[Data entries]

►

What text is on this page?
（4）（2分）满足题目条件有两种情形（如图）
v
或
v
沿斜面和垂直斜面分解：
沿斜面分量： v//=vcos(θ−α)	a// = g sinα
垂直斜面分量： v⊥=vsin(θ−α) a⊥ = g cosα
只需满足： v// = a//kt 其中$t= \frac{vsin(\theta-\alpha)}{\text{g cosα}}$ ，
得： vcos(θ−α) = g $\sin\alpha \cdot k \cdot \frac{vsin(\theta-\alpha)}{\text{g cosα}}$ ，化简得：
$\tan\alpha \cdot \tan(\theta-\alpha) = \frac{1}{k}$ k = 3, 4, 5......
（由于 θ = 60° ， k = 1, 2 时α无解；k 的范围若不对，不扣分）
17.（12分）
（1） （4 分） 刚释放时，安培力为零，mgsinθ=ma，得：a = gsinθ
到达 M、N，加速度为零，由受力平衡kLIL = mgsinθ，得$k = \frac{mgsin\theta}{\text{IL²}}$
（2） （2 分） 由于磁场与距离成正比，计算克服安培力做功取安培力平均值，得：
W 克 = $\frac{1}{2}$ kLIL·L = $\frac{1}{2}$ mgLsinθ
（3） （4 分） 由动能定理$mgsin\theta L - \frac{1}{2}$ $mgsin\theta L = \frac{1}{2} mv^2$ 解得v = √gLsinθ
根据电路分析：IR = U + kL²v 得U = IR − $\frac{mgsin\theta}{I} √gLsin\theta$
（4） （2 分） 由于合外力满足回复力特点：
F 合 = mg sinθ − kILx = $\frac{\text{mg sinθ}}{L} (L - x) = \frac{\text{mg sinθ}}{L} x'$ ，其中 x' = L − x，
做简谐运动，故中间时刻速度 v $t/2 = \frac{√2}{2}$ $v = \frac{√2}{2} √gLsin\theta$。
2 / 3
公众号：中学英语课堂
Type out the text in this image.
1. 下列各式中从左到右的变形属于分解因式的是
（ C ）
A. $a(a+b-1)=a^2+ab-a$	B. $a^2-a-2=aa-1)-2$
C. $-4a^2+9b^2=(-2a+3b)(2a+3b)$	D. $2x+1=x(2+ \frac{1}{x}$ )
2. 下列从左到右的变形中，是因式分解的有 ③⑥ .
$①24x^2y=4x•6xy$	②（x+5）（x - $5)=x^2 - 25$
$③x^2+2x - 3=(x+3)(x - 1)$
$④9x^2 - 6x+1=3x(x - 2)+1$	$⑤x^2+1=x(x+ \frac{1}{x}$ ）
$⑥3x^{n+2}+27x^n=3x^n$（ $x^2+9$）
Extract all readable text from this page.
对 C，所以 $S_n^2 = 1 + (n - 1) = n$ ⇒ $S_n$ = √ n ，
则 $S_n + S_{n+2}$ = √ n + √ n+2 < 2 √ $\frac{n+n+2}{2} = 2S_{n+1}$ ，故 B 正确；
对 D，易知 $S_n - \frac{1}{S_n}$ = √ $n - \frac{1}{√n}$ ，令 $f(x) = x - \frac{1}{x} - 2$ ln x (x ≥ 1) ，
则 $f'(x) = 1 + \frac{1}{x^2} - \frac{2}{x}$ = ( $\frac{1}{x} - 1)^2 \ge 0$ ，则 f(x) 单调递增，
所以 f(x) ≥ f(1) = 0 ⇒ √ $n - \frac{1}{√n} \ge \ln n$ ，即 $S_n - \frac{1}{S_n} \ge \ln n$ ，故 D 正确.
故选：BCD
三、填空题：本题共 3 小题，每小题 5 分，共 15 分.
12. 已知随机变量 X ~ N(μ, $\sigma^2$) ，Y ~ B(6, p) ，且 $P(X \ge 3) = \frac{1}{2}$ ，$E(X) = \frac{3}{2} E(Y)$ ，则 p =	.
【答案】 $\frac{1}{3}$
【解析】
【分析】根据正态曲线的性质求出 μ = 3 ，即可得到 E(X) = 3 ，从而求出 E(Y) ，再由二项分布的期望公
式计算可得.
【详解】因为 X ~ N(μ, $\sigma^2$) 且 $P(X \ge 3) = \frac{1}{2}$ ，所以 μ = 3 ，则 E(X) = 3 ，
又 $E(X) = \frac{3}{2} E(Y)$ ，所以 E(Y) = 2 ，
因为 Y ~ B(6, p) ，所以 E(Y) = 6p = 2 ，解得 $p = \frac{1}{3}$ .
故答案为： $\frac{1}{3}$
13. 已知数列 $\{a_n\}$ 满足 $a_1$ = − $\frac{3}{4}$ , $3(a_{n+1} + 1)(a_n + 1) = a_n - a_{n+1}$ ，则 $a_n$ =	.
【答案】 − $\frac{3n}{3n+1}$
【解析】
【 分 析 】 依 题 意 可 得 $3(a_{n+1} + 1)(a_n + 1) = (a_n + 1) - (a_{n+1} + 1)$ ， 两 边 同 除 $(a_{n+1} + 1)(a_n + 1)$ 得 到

◄

- _Goal_:
Print out the whole listing exactly as it appears.

- _Answer to the task_:
What text is on this page?
（4）（2分）满足题目条件有两种情形（如图）
v
或
v
沿斜面和垂直斜面分解：
沿斜面分量： v//=vcos(θ−α)	a// = g sinα
垂直斜面分量： v⊥=vsin(θ−α) a⊥ = g cosα
只需满足： v// = a//kt 其中$t= \frac{vsin(\theta-\alpha)}{\text{g cosα}}$ ，
得： vcos(θ−α) = g $\sin\alpha \cdot k \cdot \frac{vsin(\theta-\alpha)}{\text{g cosα}}$ ，化简得：
$\tan\alpha \cdot \tan(\theta-\alpha) = \frac{1}{k}$ k = 3, 4, 5......
（由于 θ = 60° ， k = 1, 2 时α无解；k 的范围若不对，不扣分）
17.（12分）
（1） （4 分） 刚释放时，安培力为零，mgsinθ=ma，得：a = gsinθ
到达 M、N，加速度为零，由受力平衡kLIL = mgsinθ，得$k = \frac{mgsin\theta}{\text{IL²}}$
（2） （2 分） 由于磁场与距离成正比，计算克服安培力做功取安培力平均值，得：
W 克 = $\frac{1}{2}$ kLIL·L = $\frac{1}{2}$ mgLsinθ
（3） （4 分） 由动能定理$mgsin\theta L - \frac{1}{2}$ $mgsin\theta L = \frac{1}{2} mv^2$ 解得v = √gLsinθ
根据电路分析：IR = U + kL²v 得U = IR − $\frac{mgsin\theta}{I} √gLsin\theta$
（4） （2 分） 由于合外力满足回复力特点：
F 合 = mg sinθ − kILx = $\frac{\text{mg sinθ}}{L} (L - x) = \frac{\text{mg sinθ}}{L} x'$ ，其中 x' = L − x，
做简谐运动，故中间时刻速度 v $t/2 = \frac{√2}{2}$ $v = \frac{√2}{2} √gLsin\theta$。
2 / 3
公众号：中学英语课堂
Type out the text in this image.
1. 下列各式中从左到右的变形属于分解因式的是
（ C ）
A. $a(a+b-1)=a^2+ab-a$	B. $a^2-a-2=aa-1)-2$
C. $-4a^2+9b^2=(-2a+3b)(2a+3b)$	D. $2x+1=x(2+ \frac{1}{x}$ )
2. 下列从左到右的变形中，是因式分解的有 ③⑥ .
$①24x^2y=4x•6xy$	②（x+5）（x - $5)=x^2 - 25$
$③x^2+2x - 3=(x+3)(x - 1)$
$④9x^2 - 6x+1=3x(x - 2)+1$	$⑤x^2+1=x(x+ \frac{1}{x}$ ）
$⑥3x^{n+2}+27x^n=3x^n$（ $x^2+9$）
Extract all readable text from this page.
对 C，所以 $S_n^2 = 1 + (n - 1) = n$ ⇒ $S_n$ = √ n ，
则 $S_n + S_{n+2}$ = √ n + √ n+2 < 2 √ $\frac{n+n+2}{2} = 2S_{n+1}$ ，故 B 正确；
对 D，易知 $S_n - \frac{1}{S_n}$ = √ $n - \frac{1}{√n}$ ，令 $f(x) = x - \frac{1}{x} - 2$ ln x (x ≥ 1) ，
则 $f'(x) = 1 + \frac{1}{x^2} - \frac{2}{x}$ = ( $\frac{1}{x} - 1)^2 \ge 0$ ，则 f(x) 单调递增，
所以 f(x) ≥ f(1) = 0 ⇒ √ $n - \frac{1}{√n} \ge \ln n$ ，即 $S_n - \frac{1}{S_n} \ge \ln n$ ，故 D 正确.
故选：BCD
三、填空题：本题共 3 小题，每小题 5 分，共 15 分.
12. 已知随机变量 X ~ N(μ, $\sigma^2$) ，Y ~ B(6, p) ，且 $P(X \ge 3) = \frac{1}{2}$ ，$E(X) = \frac{3}{2} E(Y)$ ，则 p =	.
【答案】 $\frac{1}{3}$
【解析】
【分析】根据正态曲线的性质求出 μ = 3 ，即可得到 E(X) = 3 ，从而求出 E(Y) ，再由二项分布的期望公
式计算可得.
【详解】因为 X ~ N(μ, $\sigma^2$) 且 $P(X \ge 3) = \frac{1}{2}$ ，所以 μ = 3 ，则 E(X) = 3 ，
又 $E(X) = \frac{3}{2} E(Y)$ ，所以 E(Y) = 2 ，
因为 Y ~ B(6, p) ，所以 E(Y) = 6p = 2 ，解得 $p = \frac{1}{3}$ .
故答案为： $\frac{1}{3}$
13. 已知数列 $\{a_n\}$ 满足 $a_1$ = − $\frac{3}{4}$ , $3(a_{n+1} + 1)(a_n + 1) = a_n - a_{n+1}$ ，则 $a_n$ =	.
【答案】 − $\frac{3n}{3n+1}$
【解析】
【 分 析 】 依 题 意 可 得 $3(a_{n+1} + 1)(a_n + 1) = (a_n + 1) - (a_{n+1} + 1)$ ， 两 边 同 除 $(a_{n+1} + 1)(a_n + 1)$ 得 到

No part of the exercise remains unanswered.